Output all the entries word for word. Omit the pictures.

─── Records for the exercise ───

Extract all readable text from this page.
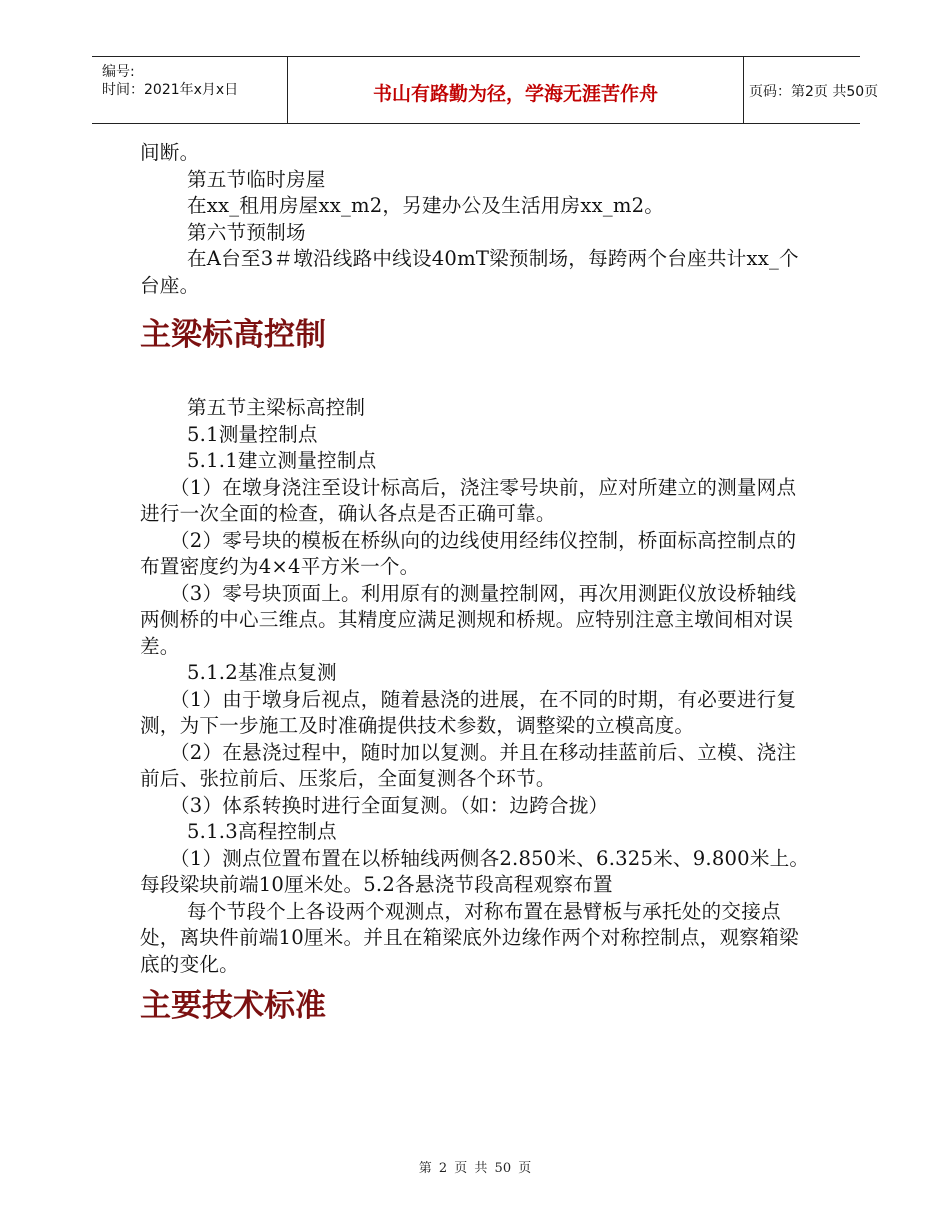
编号:
时间：2021年x月x日	书山有路勤为径，学海无涯苦作舟	页码：第2页 共50页

间断。

第五节临时房屋

在xx_租用房屋xx_m2，另建办公及生活用房xx_m2。

第六节预制场

在A台至3＃墩沿线路中线设40mT梁预制场，每跨两个台座共计xx_个台座。

主梁标高控制

第五节主梁标高控制

5.1测量控制点

5.1.1建立测量控制点

（1）在墩身浇注至设计标高后，浇注零号块前，应对所建立的测量网点进行一次全面的检查，确认各点是否正确可靠。

（2）零号块的模板在桥纵向的边线使用经纬仪控制，桥面标高控制点的布置密度约为4×4平方米一个。

（3）零号块顶面上。利用原有的测量控制网，再次用测距仪放设桥轴线两侧桥的中心三维点。其精度应满足测规和桥规。应特别注意主墩间相对误差。

5.1.2基准点复测

（1）由于墩身后视点，随着悬浇的进展，在不同的时期，有必要进行复测，为下一步施工及时准确提供技术参数，调整梁的立模高度。

（2）在悬浇过程中，随时加以复测。并且在移动挂蓝前后、立模、浇注前后、张拉前后、压浆后，全面复测各个环节。

（3）体系转换时进行全面复测。（如：边跨合拢）

5.1.3高程控制点

（1）测点位置布置在以桥轴线两侧各2.850米、6.325米、9.800米上。每段梁块前端10厘米处。5.2各悬浇节段高程观察布置

每个节段个上各设两个观测点，对称布置在悬臂板与承托处的交接点处，离块件前端10厘米。并且在箱梁底外边缘作两个对称控制点，观察箱梁底的变化。

主要技术标准
第 2 页 共 50 页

───

▸ The answer:
Extract all readable text from this page.
编号:
时间：2021年x月x日	书山有路勤为径，学海无涯苦作舟	页码：第2页 共50页

间断。

第五节临时房屋

在xx_租用房屋xx_m2，另建办公及生活用房xx_m2。

第六节预制场

在A台至3＃墩沿线路中线设40mT梁预制场，每跨两个台座共计xx_个台座。

主梁标高控制

第五节主梁标高控制

5.1测量控制点

5.1.1建立测量控制点

（1）在墩身浇注至设计标高后，浇注零号块前，应对所建立的测量网点进行一次全面的检查，确认各点是否正确可靠。

（2）零号块的模板在桥纵向的边线使用经纬仪控制，桥面标高控制点的布置密度约为4×4平方米一个。

（3）零号块顶面上。利用原有的测量控制网，再次用测距仪放设桥轴线两侧桥的中心三维点。其精度应满足测规和桥规。应特别注意主墩间相对误差。

5.1.2基准点复测

（1）由于墩身后视点，随着悬浇的进展，在不同的时期，有必要进行复测，为下一步施工及时准确提供技术参数，调整梁的立模高度。

（2）在悬浇过程中，随时加以复测。并且在移动挂蓝前后、立模、浇注前后、张拉前后、压浆后，全面复测各个环节。

（3）体系转换时进行全面复测。（如：边跨合拢）

5.1.3高程控制点

（1）测点位置布置在以桥轴线两侧各2.850米、6.325米、9.800米上。每段梁块前端10厘米处。5.2各悬浇节段高程观察布置

每个节段个上各设两个观测点，对称布置在悬臂板与承托处的交接点处，离块件前端10厘米。并且在箱梁底外边缘作两个对称控制点，观察箱梁底的变化。

主要技术标准
第 2 页 共 50 页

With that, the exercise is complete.